◆ WHAT YOU WILL DO:
Leave out the pictures and copy everything else below exactly.

◆ RECORDED DATA:
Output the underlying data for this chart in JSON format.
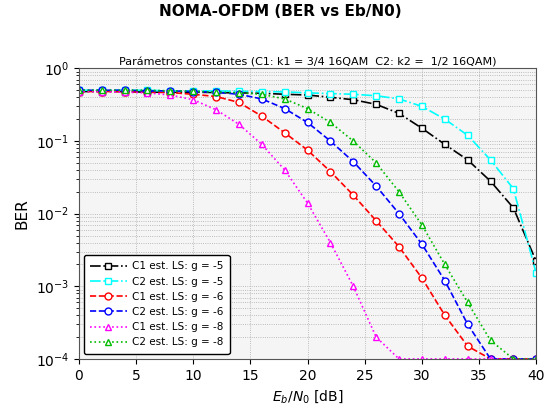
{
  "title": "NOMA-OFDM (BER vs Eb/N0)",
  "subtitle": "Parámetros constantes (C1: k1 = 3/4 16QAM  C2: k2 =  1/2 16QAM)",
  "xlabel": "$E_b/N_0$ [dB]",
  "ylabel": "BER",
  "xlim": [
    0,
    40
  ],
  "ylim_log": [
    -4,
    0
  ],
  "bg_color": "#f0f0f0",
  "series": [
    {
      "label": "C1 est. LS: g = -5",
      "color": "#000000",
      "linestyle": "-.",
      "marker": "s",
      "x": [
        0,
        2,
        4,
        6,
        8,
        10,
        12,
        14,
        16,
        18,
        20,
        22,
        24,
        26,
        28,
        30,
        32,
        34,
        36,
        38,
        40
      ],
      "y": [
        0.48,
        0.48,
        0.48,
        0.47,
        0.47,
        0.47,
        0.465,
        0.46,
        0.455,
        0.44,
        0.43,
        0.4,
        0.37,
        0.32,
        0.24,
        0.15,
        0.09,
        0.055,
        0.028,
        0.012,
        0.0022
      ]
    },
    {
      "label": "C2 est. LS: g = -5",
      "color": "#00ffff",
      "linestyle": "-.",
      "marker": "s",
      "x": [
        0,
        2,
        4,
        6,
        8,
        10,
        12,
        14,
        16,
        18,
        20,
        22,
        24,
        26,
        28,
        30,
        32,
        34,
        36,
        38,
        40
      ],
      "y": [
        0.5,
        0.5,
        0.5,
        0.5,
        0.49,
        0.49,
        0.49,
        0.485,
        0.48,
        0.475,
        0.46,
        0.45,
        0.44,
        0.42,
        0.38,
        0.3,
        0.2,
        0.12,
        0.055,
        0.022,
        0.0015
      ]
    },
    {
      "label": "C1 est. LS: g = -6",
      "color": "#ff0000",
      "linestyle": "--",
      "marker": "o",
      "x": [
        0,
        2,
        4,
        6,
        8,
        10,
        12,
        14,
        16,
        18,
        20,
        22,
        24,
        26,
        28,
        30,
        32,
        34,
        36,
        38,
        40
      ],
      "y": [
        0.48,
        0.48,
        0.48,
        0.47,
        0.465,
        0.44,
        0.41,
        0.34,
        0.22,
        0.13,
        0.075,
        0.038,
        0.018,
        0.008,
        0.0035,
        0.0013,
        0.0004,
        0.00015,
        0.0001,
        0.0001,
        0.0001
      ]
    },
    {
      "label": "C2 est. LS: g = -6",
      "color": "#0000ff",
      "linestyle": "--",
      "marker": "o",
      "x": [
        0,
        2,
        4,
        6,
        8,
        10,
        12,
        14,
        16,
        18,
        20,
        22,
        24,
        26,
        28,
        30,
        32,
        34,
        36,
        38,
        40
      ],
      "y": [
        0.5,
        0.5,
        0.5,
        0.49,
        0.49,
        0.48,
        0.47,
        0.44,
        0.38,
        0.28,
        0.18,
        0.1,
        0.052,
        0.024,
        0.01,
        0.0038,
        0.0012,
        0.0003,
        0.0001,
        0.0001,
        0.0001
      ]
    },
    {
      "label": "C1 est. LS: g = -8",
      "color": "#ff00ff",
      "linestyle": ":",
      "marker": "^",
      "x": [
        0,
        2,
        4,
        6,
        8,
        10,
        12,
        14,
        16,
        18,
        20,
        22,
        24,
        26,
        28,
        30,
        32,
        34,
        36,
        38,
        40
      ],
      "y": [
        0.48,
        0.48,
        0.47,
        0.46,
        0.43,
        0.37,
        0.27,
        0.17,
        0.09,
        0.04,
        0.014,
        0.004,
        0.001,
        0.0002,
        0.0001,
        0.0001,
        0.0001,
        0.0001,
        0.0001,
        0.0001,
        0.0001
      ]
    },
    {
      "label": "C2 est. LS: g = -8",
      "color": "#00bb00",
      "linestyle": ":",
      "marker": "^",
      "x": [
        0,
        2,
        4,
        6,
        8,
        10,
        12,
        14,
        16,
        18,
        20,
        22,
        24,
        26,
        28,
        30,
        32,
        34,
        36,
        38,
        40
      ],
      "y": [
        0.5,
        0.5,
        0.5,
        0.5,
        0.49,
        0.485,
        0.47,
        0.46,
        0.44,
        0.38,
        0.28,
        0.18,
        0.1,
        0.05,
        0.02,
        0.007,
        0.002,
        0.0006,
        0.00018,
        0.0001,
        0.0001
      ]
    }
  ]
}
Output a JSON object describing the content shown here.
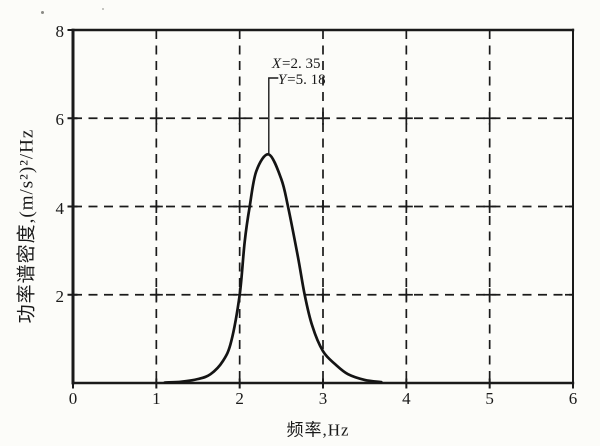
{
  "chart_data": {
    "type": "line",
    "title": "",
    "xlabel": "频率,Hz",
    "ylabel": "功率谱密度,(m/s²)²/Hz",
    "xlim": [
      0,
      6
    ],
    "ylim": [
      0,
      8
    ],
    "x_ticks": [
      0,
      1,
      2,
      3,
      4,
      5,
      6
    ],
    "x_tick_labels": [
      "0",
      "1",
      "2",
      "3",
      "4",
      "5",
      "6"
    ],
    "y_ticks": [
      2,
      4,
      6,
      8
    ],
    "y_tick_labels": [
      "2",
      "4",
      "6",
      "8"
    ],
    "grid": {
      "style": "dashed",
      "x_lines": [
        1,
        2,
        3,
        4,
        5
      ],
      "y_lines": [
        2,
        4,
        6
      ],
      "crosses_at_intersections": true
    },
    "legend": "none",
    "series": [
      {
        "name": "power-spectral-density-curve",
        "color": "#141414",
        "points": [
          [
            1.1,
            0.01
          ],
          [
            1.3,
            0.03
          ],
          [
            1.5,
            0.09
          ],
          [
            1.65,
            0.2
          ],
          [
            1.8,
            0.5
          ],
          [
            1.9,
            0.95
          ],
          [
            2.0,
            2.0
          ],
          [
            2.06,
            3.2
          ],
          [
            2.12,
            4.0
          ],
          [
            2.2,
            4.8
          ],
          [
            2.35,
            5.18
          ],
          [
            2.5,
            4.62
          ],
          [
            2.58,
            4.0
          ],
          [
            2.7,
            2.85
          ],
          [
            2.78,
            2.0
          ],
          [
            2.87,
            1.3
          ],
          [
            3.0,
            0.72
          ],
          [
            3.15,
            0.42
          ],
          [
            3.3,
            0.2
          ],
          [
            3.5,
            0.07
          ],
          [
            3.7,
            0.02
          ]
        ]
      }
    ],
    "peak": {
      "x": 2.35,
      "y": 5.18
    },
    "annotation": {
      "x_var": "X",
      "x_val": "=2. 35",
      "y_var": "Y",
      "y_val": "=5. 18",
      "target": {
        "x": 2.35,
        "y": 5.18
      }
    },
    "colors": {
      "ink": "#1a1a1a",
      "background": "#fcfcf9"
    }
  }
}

◆ FINISHED TASK:
Output the underlying data for this chart in JSON format.
{
  "title": "NOMA-OFDM (BER vs Eb/N0)",
  "subtitle": "Parámetros constantes (C1: k1 = 3/4 16QAM  C2: k2 =  1/2 16QAM)",
  "xlabel": "$E_b/N_0$ [dB]",
  "ylabel": "BER",
  "xlim": [
    0,
    40
  ],
  "ylim_log": [
    -4,
    0
  ],
  "bg_color": "#f0f0f0",
  "series": [
    {
      "label": "C1 est. LS: g = -5",
      "color": "#000000",
      "linestyle": "-.",
      "marker": "s",
      "x": [
        0,
        2,
        4,
        6,
        8,
        10,
        12,
        14,
        16,
        18,
        20,
        22,
        24,
        26,
        28,
        30,
        32,
        34,
        36,
        38,
        40
      ],
      "y": [
        0.48,
        0.48,
        0.48,
        0.47,
        0.47,
        0.47,
        0.465,
        0.46,
        0.455,
        0.44,
        0.43,
        0.4,
        0.37,
        0.32,
        0.24,
        0.15,
        0.09,
        0.055,
        0.028,
        0.012,
        0.0022
      ]
    },
    {
      "label": "C2 est. LS: g = -5",
      "color": "#00ffff",
      "linestyle": "-.",
      "marker": "s",
      "x": [
        0,
        2,
        4,
        6,
        8,
        10,
        12,
        14,
        16,
        18,
        20,
        22,
        24,
        26,
        28,
        30,
        32,
        34,
        36,
        38,
        40
      ],
      "y": [
        0.5,
        0.5,
        0.5,
        0.5,
        0.49,
        0.49,
        0.49,
        0.485,
        0.48,
        0.475,
        0.46,
        0.45,
        0.44,
        0.42,
        0.38,
        0.3,
        0.2,
        0.12,
        0.055,
        0.022,
        0.0015
      ]
    },
    {
      "label": "C1 est. LS: g = -6",
      "color": "#ff0000",
      "linestyle": "--",
      "marker": "o",
      "x": [
        0,
        2,
        4,
        6,
        8,
        10,
        12,
        14,
        16,
        18,
        20,
        22,
        24,
        26,
        28,
        30,
        32,
        34,
        36,
        38,
        40
      ],
      "y": [
        0.48,
        0.48,
        0.48,
        0.47,
        0.465,
        0.44,
        0.41,
        0.34,
        0.22,
        0.13,
        0.075,
        0.038,
        0.018,
        0.008,
        0.0035,
        0.0013,
        0.0004,
        0.00015,
        0.0001,
        0.0001,
        0.0001
      ]
    },
    {
      "label": "C2 est. LS: g = -6",
      "color": "#0000ff",
      "linestyle": "--",
      "marker": "o",
      "x": [
        0,
        2,
        4,
        6,
        8,
        10,
        12,
        14,
        16,
        18,
        20,
        22,
        24,
        26,
        28,
        30,
        32,
        34,
        36,
        38,
        40
      ],
      "y": [
        0.5,
        0.5,
        0.5,
        0.49,
        0.49,
        0.48,
        0.47,
        0.44,
        0.38,
        0.28,
        0.18,
        0.1,
        0.052,
        0.024,
        0.01,
        0.0038,
        0.0012,
        0.0003,
        0.0001,
        0.0001,
        0.0001
      ]
    },
    {
      "label": "C1 est. LS: g = -8",
      "color": "#ff00ff",
      "linestyle": ":",
      "marker": "^",
      "x": [
        0,
        2,
        4,
        6,
        8,
        10,
        12,
        14,
        16,
        18,
        20,
        22,
        24,
        26,
        28,
        30,
        32,
        34,
        36,
        38,
        40
      ],
      "y": [
        0.48,
        0.48,
        0.47,
        0.46,
        0.43,
        0.37,
        0.27,
        0.17,
        0.09,
        0.04,
        0.014,
        0.004,
        0.001,
        0.0002,
        0.0001,
        0.0001,
        0.0001,
        0.0001,
        0.0001,
        0.0001,
        0.0001
      ]
    },
    {
      "label": "C2 est. LS: g = -8",
      "color": "#00bb00",
      "linestyle": ":",
      "marker": "^",
      "x": [
        0,
        2,
        4,
        6,
        8,
        10,
        12,
        14,
        16,
        18,
        20,
        22,
        24,
        26,
        28,
        30,
        32,
        34,
        36,
        38,
        40
      ],
      "y": [
        0.5,
        0.5,
        0.5,
        0.5,
        0.49,
        0.485,
        0.47,
        0.46,
        0.44,
        0.38,
        0.28,
        0.18,
        0.1,
        0.05,
        0.02,
        0.007,
        0.002,
        0.0006,
        0.00018,
        0.0001,
        0.0001
      ]
    }
  ]
}
Output a JSON object describing the content shown here.
{
  "chart_data": {
    "type": "line",
    "title": "",
    "xlabel": "频率,Hz",
    "ylabel": "功率谱密度,(m/s²)²/Hz",
    "xlim": [
      0,
      6
    ],
    "ylim": [
      0,
      8
    ],
    "x_ticks": [
      0,
      1,
      2,
      3,
      4,
      5,
      6
    ],
    "x_tick_labels": [
      "0",
      "1",
      "2",
      "3",
      "4",
      "5",
      "6"
    ],
    "y_ticks": [
      2,
      4,
      6,
      8
    ],
    "y_tick_labels": [
      "2",
      "4",
      "6",
      "8"
    ],
    "grid": {
      "style": "dashed",
      "x_lines": [
        1,
        2,
        3,
        4,
        5
      ],
      "y_lines": [
        2,
        4,
        6
      ],
      "crosses_at_intersections": true
    },
    "legend": "none",
    "series": [
      {
        "name": "power-spectral-density-curve",
        "color": "#141414",
        "points": [
          [
            1.1,
            0.01
          ],
          [
            1.3,
            0.03
          ],
          [
            1.5,
            0.09
          ],
          [
            1.65,
            0.2
          ],
          [
            1.8,
            0.5
          ],
          [
            1.9,
            0.95
          ],
          [
            2.0,
            2.0
          ],
          [
            2.06,
            3.2
          ],
          [
            2.12,
            4.0
          ],
          [
            2.2,
            4.8
          ],
          [
            2.35,
            5.18
          ],
          [
            2.5,
            4.62
          ],
          [
            2.58,
            4.0
          ],
          [
            2.7,
            2.85
          ],
          [
            2.78,
            2.0
          ],
          [
            2.87,
            1.3
          ],
          [
            3.0,
            0.72
          ],
          [
            3.15,
            0.42
          ],
          [
            3.3,
            0.2
          ],
          [
            3.5,
            0.07
          ],
          [
            3.7,
            0.02
          ]
        ]
      }
    ],
    "peak": {
      "x": 2.35,
      "y": 5.18
    },
    "annotation": {
      "x_var": "X",
      "x_val": "=2. 35",
      "y_var": "Y",
      "y_val": "=5. 18",
      "target": {
        "x": 2.35,
        "y": 5.18
      }
    },
    "colors": {
      "ink": "#1a1a1a",
      "background": "#fcfcf9"
    }
  }
}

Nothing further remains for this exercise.